> **Problem to solve**
Can you reproduce the material below with every "y-tick-label" replaced by "y-axis-label" and nothing else altered?

==========

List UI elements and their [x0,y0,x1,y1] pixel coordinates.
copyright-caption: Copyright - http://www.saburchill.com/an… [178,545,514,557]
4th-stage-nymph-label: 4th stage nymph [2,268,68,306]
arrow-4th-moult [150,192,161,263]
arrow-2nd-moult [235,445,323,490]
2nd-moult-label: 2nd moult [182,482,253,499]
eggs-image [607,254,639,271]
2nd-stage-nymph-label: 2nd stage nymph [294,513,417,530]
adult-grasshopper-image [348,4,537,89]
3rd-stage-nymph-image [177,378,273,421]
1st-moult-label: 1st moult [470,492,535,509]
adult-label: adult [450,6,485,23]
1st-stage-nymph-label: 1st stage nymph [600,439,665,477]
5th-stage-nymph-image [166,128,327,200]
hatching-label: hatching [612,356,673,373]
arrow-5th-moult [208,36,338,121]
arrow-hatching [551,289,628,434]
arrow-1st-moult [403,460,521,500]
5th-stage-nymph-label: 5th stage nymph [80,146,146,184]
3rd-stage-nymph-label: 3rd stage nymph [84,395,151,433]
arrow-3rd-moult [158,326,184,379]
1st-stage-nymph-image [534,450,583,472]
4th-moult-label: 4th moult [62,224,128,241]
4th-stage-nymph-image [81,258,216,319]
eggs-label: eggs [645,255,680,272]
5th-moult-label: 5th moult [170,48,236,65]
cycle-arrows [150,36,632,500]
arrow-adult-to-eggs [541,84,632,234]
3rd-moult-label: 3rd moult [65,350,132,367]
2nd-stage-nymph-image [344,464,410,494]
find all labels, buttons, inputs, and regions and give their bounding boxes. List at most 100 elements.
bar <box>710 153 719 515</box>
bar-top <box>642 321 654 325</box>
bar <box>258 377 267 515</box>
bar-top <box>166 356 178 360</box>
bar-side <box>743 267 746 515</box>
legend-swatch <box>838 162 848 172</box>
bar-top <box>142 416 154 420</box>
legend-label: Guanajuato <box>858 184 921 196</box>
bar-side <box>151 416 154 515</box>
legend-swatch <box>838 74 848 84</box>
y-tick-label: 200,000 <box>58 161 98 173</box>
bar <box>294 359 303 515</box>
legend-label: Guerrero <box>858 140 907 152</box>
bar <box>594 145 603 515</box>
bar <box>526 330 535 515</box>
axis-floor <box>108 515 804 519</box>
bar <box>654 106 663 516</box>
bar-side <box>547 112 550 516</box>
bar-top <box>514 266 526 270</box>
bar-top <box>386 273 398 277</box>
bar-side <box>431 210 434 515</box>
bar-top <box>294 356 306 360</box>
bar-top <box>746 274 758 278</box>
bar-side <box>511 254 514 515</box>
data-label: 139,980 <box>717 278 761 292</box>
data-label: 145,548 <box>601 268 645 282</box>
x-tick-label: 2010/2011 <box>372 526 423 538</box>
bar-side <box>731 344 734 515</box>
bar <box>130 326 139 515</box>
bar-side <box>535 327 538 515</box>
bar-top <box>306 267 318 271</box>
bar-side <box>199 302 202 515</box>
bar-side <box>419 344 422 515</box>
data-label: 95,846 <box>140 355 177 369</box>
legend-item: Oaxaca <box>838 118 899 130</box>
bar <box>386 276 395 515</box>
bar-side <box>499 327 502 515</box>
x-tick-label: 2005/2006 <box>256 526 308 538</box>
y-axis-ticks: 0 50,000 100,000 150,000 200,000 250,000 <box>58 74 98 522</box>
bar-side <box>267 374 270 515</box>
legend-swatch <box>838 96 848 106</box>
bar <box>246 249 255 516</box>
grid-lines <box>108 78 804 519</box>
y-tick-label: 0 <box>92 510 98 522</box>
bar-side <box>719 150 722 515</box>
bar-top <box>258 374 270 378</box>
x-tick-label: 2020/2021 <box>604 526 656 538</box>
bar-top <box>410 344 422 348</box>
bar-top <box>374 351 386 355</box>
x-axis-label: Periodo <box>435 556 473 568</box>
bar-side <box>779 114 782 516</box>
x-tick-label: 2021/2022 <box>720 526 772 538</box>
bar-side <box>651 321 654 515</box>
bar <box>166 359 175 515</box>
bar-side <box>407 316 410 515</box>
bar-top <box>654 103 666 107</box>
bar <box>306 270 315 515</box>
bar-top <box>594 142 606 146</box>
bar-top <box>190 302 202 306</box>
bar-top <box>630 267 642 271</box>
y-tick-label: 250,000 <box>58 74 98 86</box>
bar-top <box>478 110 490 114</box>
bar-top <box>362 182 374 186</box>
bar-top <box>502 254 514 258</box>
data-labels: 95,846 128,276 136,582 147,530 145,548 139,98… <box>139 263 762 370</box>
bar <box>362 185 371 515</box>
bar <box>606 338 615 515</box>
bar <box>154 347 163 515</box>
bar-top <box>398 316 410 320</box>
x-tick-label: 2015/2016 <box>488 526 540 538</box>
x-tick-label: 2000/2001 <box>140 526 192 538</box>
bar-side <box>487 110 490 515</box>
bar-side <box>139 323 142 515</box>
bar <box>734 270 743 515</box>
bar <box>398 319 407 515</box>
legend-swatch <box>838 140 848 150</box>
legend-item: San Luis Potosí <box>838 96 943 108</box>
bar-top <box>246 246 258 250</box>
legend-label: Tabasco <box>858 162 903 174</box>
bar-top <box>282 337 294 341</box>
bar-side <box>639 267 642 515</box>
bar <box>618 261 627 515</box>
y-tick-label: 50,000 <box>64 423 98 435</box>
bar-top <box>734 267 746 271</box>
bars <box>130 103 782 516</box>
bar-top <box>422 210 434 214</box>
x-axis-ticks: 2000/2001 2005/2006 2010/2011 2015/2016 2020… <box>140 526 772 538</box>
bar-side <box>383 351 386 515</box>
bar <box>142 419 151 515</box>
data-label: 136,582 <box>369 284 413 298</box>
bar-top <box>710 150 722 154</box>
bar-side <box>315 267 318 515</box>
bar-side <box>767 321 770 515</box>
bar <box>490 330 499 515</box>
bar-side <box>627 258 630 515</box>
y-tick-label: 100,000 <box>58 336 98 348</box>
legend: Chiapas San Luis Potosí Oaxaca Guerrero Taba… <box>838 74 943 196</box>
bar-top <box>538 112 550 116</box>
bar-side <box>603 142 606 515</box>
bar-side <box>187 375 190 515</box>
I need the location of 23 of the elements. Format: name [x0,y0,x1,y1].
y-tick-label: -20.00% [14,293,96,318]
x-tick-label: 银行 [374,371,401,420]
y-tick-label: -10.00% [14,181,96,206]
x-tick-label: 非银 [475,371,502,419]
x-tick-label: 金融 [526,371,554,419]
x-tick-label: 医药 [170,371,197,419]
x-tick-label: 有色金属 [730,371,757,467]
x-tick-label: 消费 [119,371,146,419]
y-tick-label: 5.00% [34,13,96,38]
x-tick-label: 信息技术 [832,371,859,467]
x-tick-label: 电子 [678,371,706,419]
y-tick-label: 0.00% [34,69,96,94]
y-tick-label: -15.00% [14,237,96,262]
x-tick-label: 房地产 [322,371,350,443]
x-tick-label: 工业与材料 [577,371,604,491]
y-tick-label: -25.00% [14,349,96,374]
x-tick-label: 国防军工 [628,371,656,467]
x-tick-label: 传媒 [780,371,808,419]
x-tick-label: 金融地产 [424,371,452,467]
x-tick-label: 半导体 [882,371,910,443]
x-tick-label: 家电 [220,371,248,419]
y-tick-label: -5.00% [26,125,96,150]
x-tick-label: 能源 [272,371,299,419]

==========

> **Exercise answer**
List UI elements and their [x0,y0,x1,y1] pixel coordinates.
copyright-caption: Copyright - http://www.saburchill.com/an… [178,545,514,557]
4th-stage-nymph-label: 4th stage nymph [2,268,68,306]
arrow-4th-moult [150,192,161,263]
arrow-2nd-moult [235,445,323,490]
2nd-moult-label: 2nd moult [182,482,253,499]
eggs-image [607,254,639,271]
2nd-stage-nymph-label: 2nd stage nymph [294,513,417,530]
adult-grasshopper-image [348,4,537,89]
3rd-stage-nymph-image [177,378,273,421]
1st-moult-label: 1st moult [470,492,535,509]
adult-label: adult [450,6,485,23]
1st-stage-nymph-label: 1st stage nymph [600,439,665,477]
5th-stage-nymph-image [166,128,327,200]
hatching-label: hatching [612,356,673,373]
arrow-5th-moult [208,36,338,121]
arrow-hatching [551,289,628,434]
arrow-1st-moult [403,460,521,500]
5th-stage-nymph-label: 5th stage nymph [80,146,146,184]
3rd-stage-nymph-label: 3rd stage nymph [84,395,151,433]
arrow-3rd-moult [158,326,184,379]
1st-stage-nymph-image [534,450,583,472]
4th-moult-label: 4th moult [62,224,128,241]
4th-stage-nymph-image [81,258,216,319]
eggs-label: eggs [645,255,680,272]
5th-moult-label: 5th moult [170,48,236,65]
cycle-arrows [150,36,632,500]
arrow-adult-to-eggs [541,84,632,234]
3rd-moult-label: 3rd moult [65,350,132,367]
2nd-stage-nymph-image [344,464,410,494]
find all labels, buttons, inputs, and regions and give their bounding boxes. List at most 100 elements.
bar <box>710 153 719 515</box>
bar-top <box>642 321 654 325</box>
bar <box>258 377 267 515</box>
bar-top <box>166 356 178 360</box>
bar-side <box>743 267 746 515</box>
legend-swatch <box>838 162 848 172</box>
bar-top <box>142 416 154 420</box>
legend-label: Guanajuato <box>858 184 921 196</box>
bar-side <box>151 416 154 515</box>
legend-swatch <box>838 74 848 84</box>
y-axis-label: 200,000 <box>58 161 98 173</box>
bar <box>294 359 303 515</box>
legend-label: Guerrero <box>858 140 907 152</box>
bar <box>594 145 603 515</box>
bar <box>526 330 535 515</box>
axis-floor <box>108 515 804 519</box>
bar <box>654 106 663 516</box>
bar-side <box>547 112 550 516</box>
bar-top <box>514 266 526 270</box>
bar-top <box>386 273 398 277</box>
bar-side <box>431 210 434 515</box>
bar-top <box>294 356 306 360</box>
bar-top <box>746 274 758 278</box>
bar-side <box>511 254 514 515</box>
data-label: 139,980 <box>717 278 761 292</box>
data-label: 145,548 <box>601 268 645 282</box>
x-tick-label: 2010/2011 <box>372 526 423 538</box>
bar-side <box>731 344 734 515</box>
bar <box>130 326 139 515</box>
bar-side <box>535 327 538 515</box>
bar-top <box>306 267 318 271</box>
bar-side <box>199 302 202 515</box>
bar-side <box>419 344 422 515</box>
data-label: 95,846 <box>140 355 177 369</box>
legend-item: Oaxaca <box>838 118 899 130</box>
bar <box>386 276 395 515</box>
bar-side <box>499 327 502 515</box>
x-tick-label: 2005/2006 <box>256 526 308 538</box>
y-axis-ticks: 0 50,000 100,000 150,000 200,000 250,000 <box>58 74 98 522</box>
bar-side <box>267 374 270 515</box>
legend-swatch <box>838 96 848 106</box>
bar <box>246 249 255 516</box>
grid-lines <box>108 78 804 519</box>
y-axis-label: 0 <box>92 510 98 522</box>
bar-side <box>719 150 722 515</box>
bar-top <box>258 374 270 378</box>
x-tick-label: 2020/2021 <box>604 526 656 538</box>
bar-top <box>410 344 422 348</box>
bar-top <box>374 351 386 355</box>
x-axis-label: Periodo <box>435 556 473 568</box>
bar-side <box>779 114 782 516</box>
x-tick-label: 2021/2022 <box>720 526 772 538</box>
bar-side <box>651 321 654 515</box>
bar <box>166 359 175 515</box>
bar-side <box>407 316 410 515</box>
bar-top <box>654 103 666 107</box>
bar <box>306 270 315 515</box>
bar-top <box>594 142 606 146</box>
bar-top <box>190 302 202 306</box>
bar-top <box>630 267 642 271</box>
y-axis-label: 250,000 <box>58 74 98 86</box>
bar-top <box>478 110 490 114</box>
bar-top <box>362 182 374 186</box>
bar-top <box>502 254 514 258</box>
data-labels: 95,846 128,276 136,582 147,530 145,548 139,98… <box>139 263 762 370</box>
bar <box>362 185 371 515</box>
bar <box>606 338 615 515</box>
bar <box>154 347 163 515</box>
bar-top <box>398 316 410 320</box>
x-tick-label: 2015/2016 <box>488 526 540 538</box>
x-tick-label: 2000/2001 <box>140 526 192 538</box>
bar-side <box>487 110 490 515</box>
bar-side <box>139 323 142 515</box>
bar <box>734 270 743 515</box>
bar <box>398 319 407 515</box>
legend-swatch <box>838 140 848 150</box>
legend-item: San Luis Potosí <box>838 96 943 108</box>
bar-top <box>246 246 258 250</box>
legend-label: Tabasco <box>858 162 903 174</box>
bar-top <box>282 337 294 341</box>
bar-side <box>639 267 642 515</box>
bar <box>618 261 627 515</box>
y-axis-label: 50,000 <box>64 423 98 435</box>
bar-top <box>734 267 746 271</box>
bars <box>130 103 782 516</box>
bar-top <box>422 210 434 214</box>
x-axis-ticks: 2000/2001 2005/2006 2010/2011 2015/2016 2020… <box>140 526 772 538</box>
bar-side <box>383 351 386 515</box>
bar <box>142 419 151 515</box>
data-label: 136,582 <box>369 284 413 298</box>
bar-top <box>710 150 722 154</box>
bar-side <box>315 267 318 515</box>
bar-side <box>767 321 770 515</box>
bar <box>490 330 499 515</box>
bar-side <box>627 258 630 515</box>
y-axis-label: 100,000 <box>58 336 98 348</box>
legend: Chiapas San Luis Potosí Oaxaca Guerrero Taba… <box>838 74 943 196</box>
bar-top <box>538 112 550 116</box>
bar-side <box>603 142 606 515</box>
bar-side <box>187 375 190 515</box>
I need the location of 23 of the elements. Format: name [x0,y0,x1,y1].
y-axis-label: -20.00% [14,293,96,318]
x-tick-label: 银行 [374,371,401,420]
y-axis-label: -10.00% [14,181,96,206]
x-tick-label: 非银 [475,371,502,419]
x-tick-label: 金融 [526,371,554,419]
x-tick-label: 医药 [170,371,197,419]
x-tick-label: 有色金属 [730,371,757,467]
x-tick-label: 消费 [119,371,146,419]
y-axis-label: 5.00% [34,13,96,38]
x-tick-label: 信息技术 [832,371,859,467]
x-tick-label: 电子 [678,371,706,419]
y-axis-label: 0.00% [34,69,96,94]
y-axis-label: -15.00% [14,237,96,262]
x-tick-label: 房地产 [322,371,350,443]
x-tick-label: 工业与材料 [577,371,604,491]
y-axis-label: -25.00% [14,349,96,374]
x-tick-label: 国防军工 [628,371,656,467]
x-tick-label: 传媒 [780,371,808,419]
x-tick-label: 金融地产 [424,371,452,467]
x-tick-label: 半导体 [882,371,910,443]
x-tick-label: 家电 [220,371,248,419]
y-axis-label: -5.00% [26,125,96,150]
x-tick-label: 能源 [272,371,299,419]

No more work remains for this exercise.